**WRITTEN EXERCISE:** Below are records to repeat exactly. Omit the pictures from the copy.

Dataset listings of figures
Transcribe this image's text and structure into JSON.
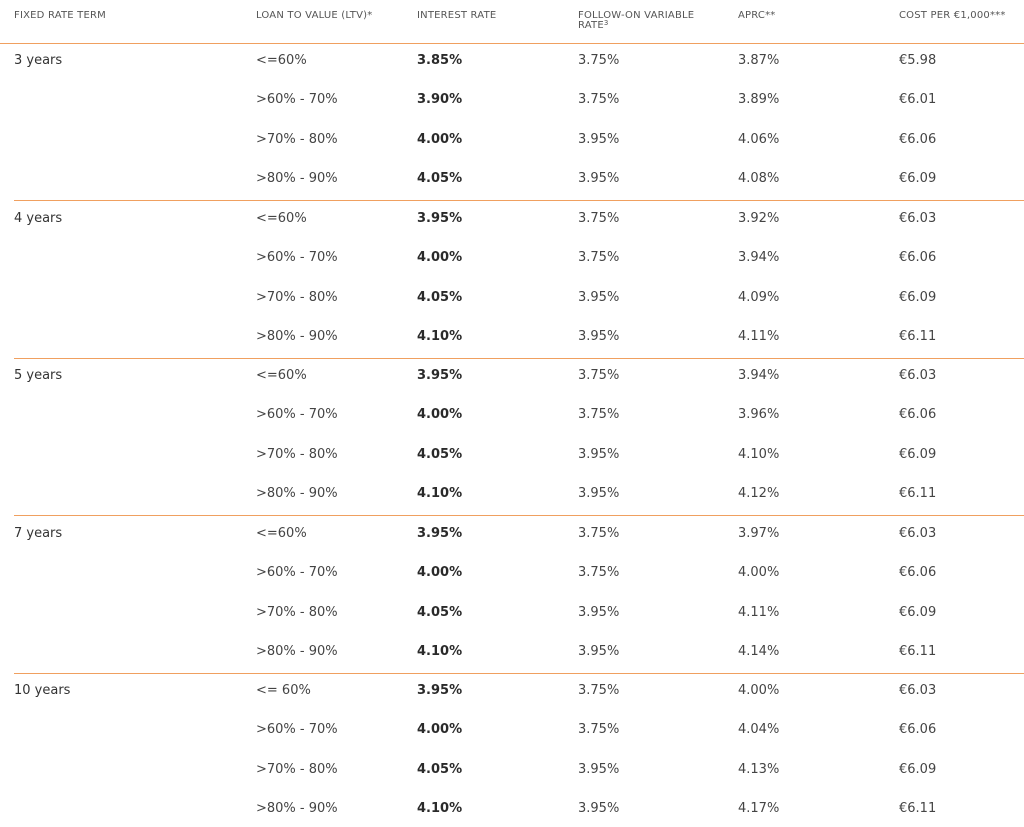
{
  "table": {
    "headers": {
      "term": "FIXED RATE TERM",
      "ltv": "LOAN TO VALUE (LTV)*",
      "rate": "INTEREST RATE",
      "follow_line1": "FOLLOW-ON VARIABLE",
      "follow_line2": "RATE",
      "follow_sup": "3",
      "aprc": "APRC**",
      "cost": "COST PER €1,000***"
    },
    "groups": [
      {
        "term": "3 years",
        "rows": [
          {
            "ltv": "<=60%",
            "rate": "3.85%",
            "follow": "3.75%",
            "aprc": "3.87%",
            "cost": "€5.98"
          },
          {
            "ltv": ">60% - 70%",
            "rate": "3.90%",
            "follow": "3.75%",
            "aprc": "3.89%",
            "cost": "€6.01"
          },
          {
            "ltv": ">70% - 80%",
            "rate": "4.00%",
            "follow": "3.95%",
            "aprc": "4.06%",
            "cost": "€6.06"
          },
          {
            "ltv": ">80% - 90%",
            "rate": "4.05%",
            "follow": "3.95%",
            "aprc": "4.08%",
            "cost": "€6.09"
          }
        ]
      },
      {
        "term": "4 years",
        "rows": [
          {
            "ltv": "<=60%",
            "rate": "3.95%",
            "follow": "3.75%",
            "aprc": "3.92%",
            "cost": "€6.03"
          },
          {
            "ltv": ">60% - 70%",
            "rate": "4.00%",
            "follow": "3.75%",
            "aprc": "3.94%",
            "cost": "€6.06"
          },
          {
            "ltv": ">70% - 80%",
            "rate": "4.05%",
            "follow": "3.95%",
            "aprc": "4.09%",
            "cost": "€6.09"
          },
          {
            "ltv": ">80% - 90%",
            "rate": "4.10%",
            "follow": "3.95%",
            "aprc": "4.11%",
            "cost": "€6.11"
          }
        ]
      },
      {
        "term": "5 years",
        "rows": [
          {
            "ltv": "<=60%",
            "rate": "3.95%",
            "follow": "3.75%",
            "aprc": "3.94%",
            "cost": "€6.03"
          },
          {
            "ltv": ">60% - 70%",
            "rate": "4.00%",
            "follow": "3.75%",
            "aprc": "3.96%",
            "cost": "€6.06"
          },
          {
            "ltv": ">70% - 80%",
            "rate": "4.05%",
            "follow": "3.95%",
            "aprc": "4.10%",
            "cost": "€6.09"
          },
          {
            "ltv": ">80% - 90%",
            "rate": "4.10%",
            "follow": "3.95%",
            "aprc": "4.12%",
            "cost": "€6.11"
          }
        ]
      },
      {
        "term": "7 years",
        "rows": [
          {
            "ltv": "<=60%",
            "rate": "3.95%",
            "follow": "3.75%",
            "aprc": "3.97%",
            "cost": "€6.03"
          },
          {
            "ltv": ">60% - 70%",
            "rate": "4.00%",
            "follow": "3.75%",
            "aprc": "4.00%",
            "cost": "€6.06"
          },
          {
            "ltv": ">70% - 80%",
            "rate": "4.05%",
            "follow": "3.95%",
            "aprc": "4.11%",
            "cost": "€6.09"
          },
          {
            "ltv": ">80% - 90%",
            "rate": "4.10%",
            "follow": "3.95%",
            "aprc": "4.14%",
            "cost": "€6.11"
          }
        ]
      },
      {
        "term": "10 years",
        "rows": [
          {
            "ltv": "<= 60%",
            "rate": "3.95%",
            "follow": "3.75%",
            "aprc": "4.00%",
            "cost": "€6.03"
          },
          {
            "ltv": ">60% - 70%",
            "rate": "4.00%",
            "follow": "3.75%",
            "aprc": "4.04%",
            "cost": "€6.06"
          },
          {
            "ltv": ">70% - 80%",
            "rate": "4.05%",
            "follow": "3.95%",
            "aprc": "4.13%",
            "cost": "€6.09"
          },
          {
            "ltv": ">80% - 90%",
            "rate": "4.10%",
            "follow": "3.95%",
            "aprc": "4.17%",
            "cost": "€6.11"
          }
        ]
      }
    ]
  }
}
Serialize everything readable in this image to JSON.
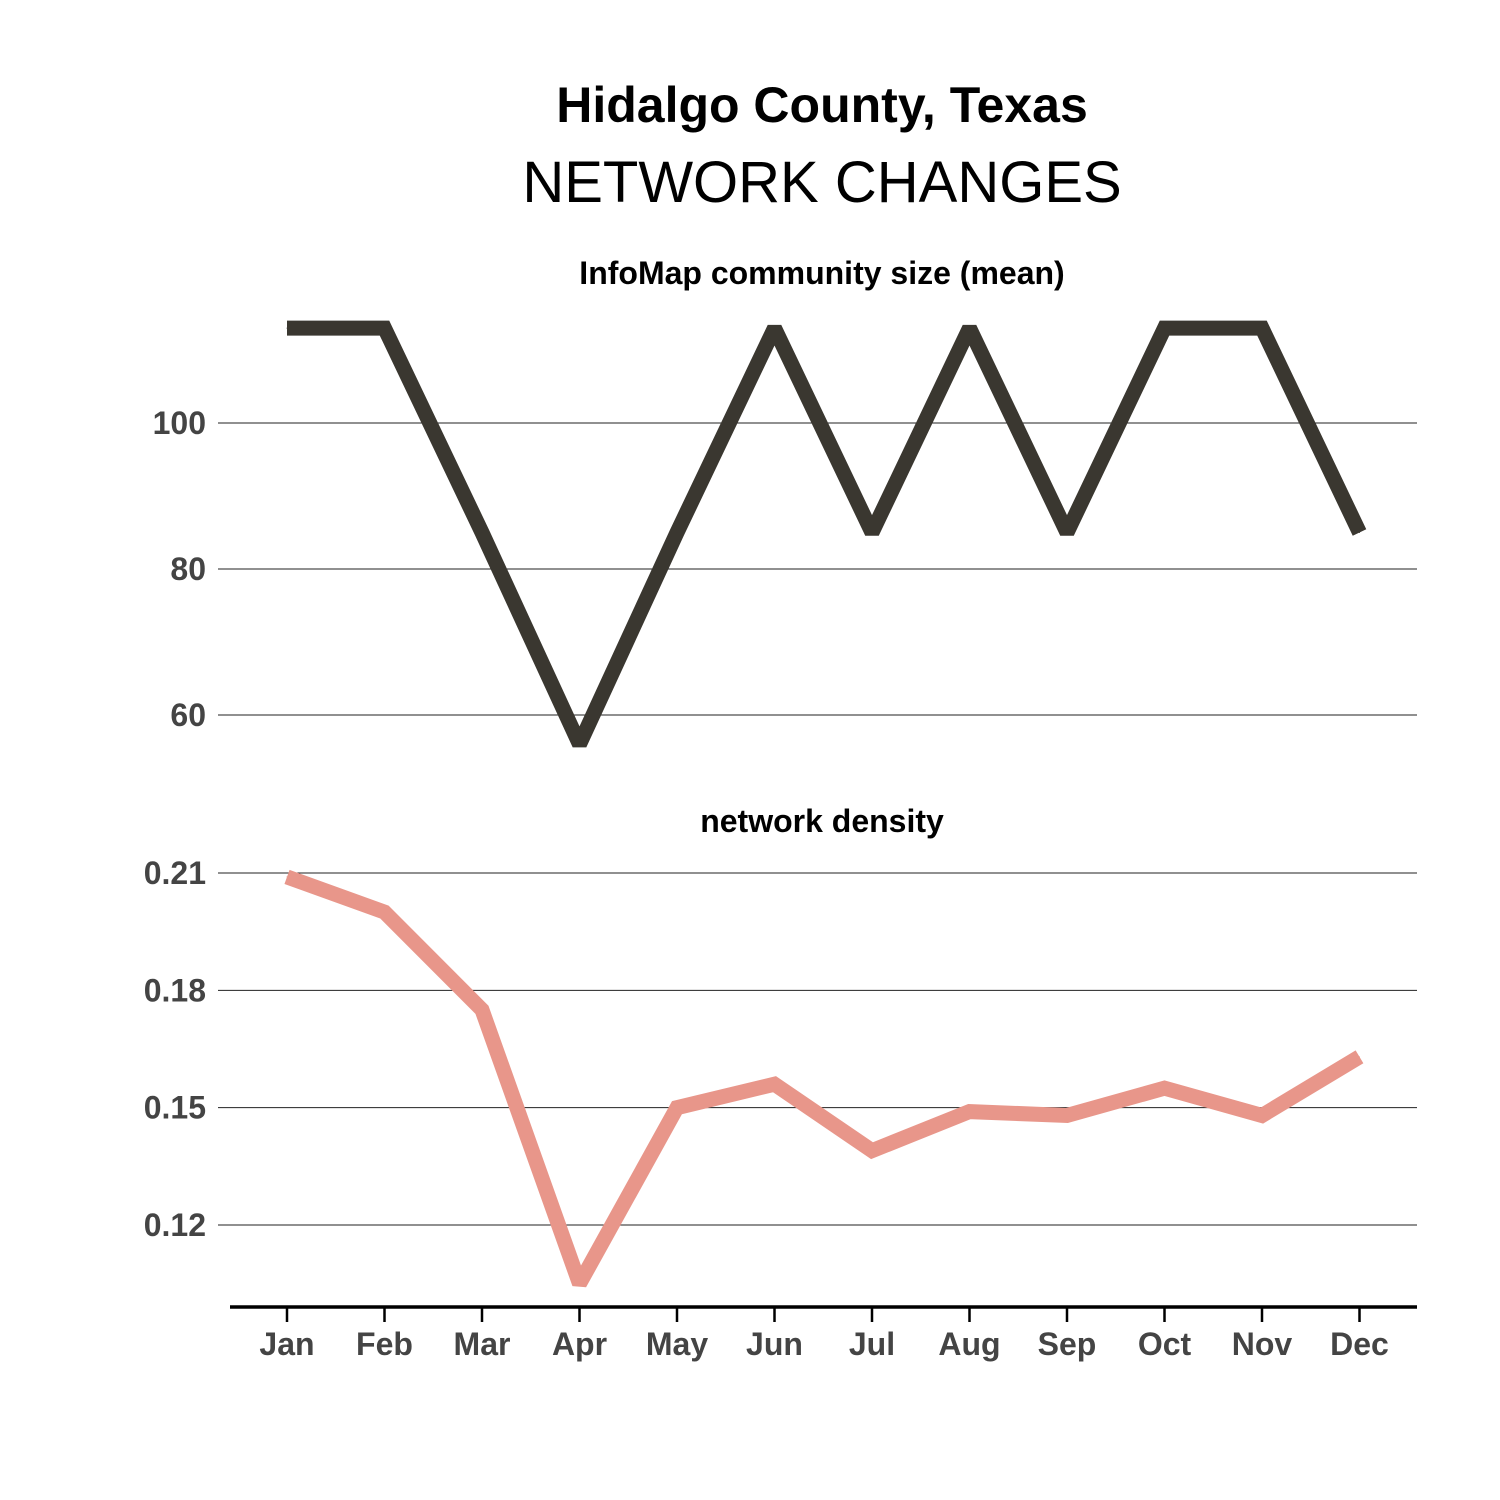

**THE ANSWER:**
Transcribe this image's text and structure into JSON.
{
  "table": {
    "headers": {
      "term": "FIXED RATE TERM",
      "ltv": "LOAN TO VALUE (LTV)*",
      "rate": "INTEREST RATE",
      "follow_line1": "FOLLOW-ON VARIABLE",
      "follow_line2": "RATE",
      "follow_sup": "3",
      "aprc": "APRC**",
      "cost": "COST PER €1,000***"
    },
    "groups": [
      {
        "term": "3 years",
        "rows": [
          {
            "ltv": "<=60%",
            "rate": "3.85%",
            "follow": "3.75%",
            "aprc": "3.87%",
            "cost": "€5.98"
          },
          {
            "ltv": ">60% - 70%",
            "rate": "3.90%",
            "follow": "3.75%",
            "aprc": "3.89%",
            "cost": "€6.01"
          },
          {
            "ltv": ">70% - 80%",
            "rate": "4.00%",
            "follow": "3.95%",
            "aprc": "4.06%",
            "cost": "€6.06"
          },
          {
            "ltv": ">80% - 90%",
            "rate": "4.05%",
            "follow": "3.95%",
            "aprc": "4.08%",
            "cost": "€6.09"
          }
        ]
      },
      {
        "term": "4 years",
        "rows": [
          {
            "ltv": "<=60%",
            "rate": "3.95%",
            "follow": "3.75%",
            "aprc": "3.92%",
            "cost": "€6.03"
          },
          {
            "ltv": ">60% - 70%",
            "rate": "4.00%",
            "follow": "3.75%",
            "aprc": "3.94%",
            "cost": "€6.06"
          },
          {
            "ltv": ">70% - 80%",
            "rate": "4.05%",
            "follow": "3.95%",
            "aprc": "4.09%",
            "cost": "€6.09"
          },
          {
            "ltv": ">80% - 90%",
            "rate": "4.10%",
            "follow": "3.95%",
            "aprc": "4.11%",
            "cost": "€6.11"
          }
        ]
      },
      {
        "term": "5 years",
        "rows": [
          {
            "ltv": "<=60%",
            "rate": "3.95%",
            "follow": "3.75%",
            "aprc": "3.94%",
            "cost": "€6.03"
          },
          {
            "ltv": ">60% - 70%",
            "rate": "4.00%",
            "follow": "3.75%",
            "aprc": "3.96%",
            "cost": "€6.06"
          },
          {
            "ltv": ">70% - 80%",
            "rate": "4.05%",
            "follow": "3.95%",
            "aprc": "4.10%",
            "cost": "€6.09"
          },
          {
            "ltv": ">80% - 90%",
            "rate": "4.10%",
            "follow": "3.95%",
            "aprc": "4.12%",
            "cost": "€6.11"
          }
        ]
      },
      {
        "term": "7 years",
        "rows": [
          {
            "ltv": "<=60%",
            "rate": "3.95%",
            "follow": "3.75%",
            "aprc": "3.97%",
            "cost": "€6.03"
          },
          {
            "ltv": ">60% - 70%",
            "rate": "4.00%",
            "follow": "3.75%",
            "aprc": "4.00%",
            "cost": "€6.06"
          },
          {
            "ltv": ">70% - 80%",
            "rate": "4.05%",
            "follow": "3.95%",
            "aprc": "4.11%",
            "cost": "€6.09"
          },
          {
            "ltv": ">80% - 90%",
            "rate": "4.10%",
            "follow": "3.95%",
            "aprc": "4.14%",
            "cost": "€6.11"
          }
        ]
      },
      {
        "term": "10 years",
        "rows": [
          {
            "ltv": "<= 60%",
            "rate": "3.95%",
            "follow": "3.75%",
            "aprc": "4.00%",
            "cost": "€6.03"
          },
          {
            "ltv": ">60% - 70%",
            "rate": "4.00%",
            "follow": "3.75%",
            "aprc": "4.04%",
            "cost": "€6.06"
          },
          {
            "ltv": ">70% - 80%",
            "rate": "4.05%",
            "follow": "3.95%",
            "aprc": "4.13%",
            "cost": "€6.09"
          },
          {
            "ltv": ">80% - 90%",
            "rate": "4.10%",
            "follow": "3.95%",
            "aprc": "4.17%",
            "cost": "€6.11"
          }
        ]
      }
    ]
  }
}
Serialize everything readable in this image to JSON.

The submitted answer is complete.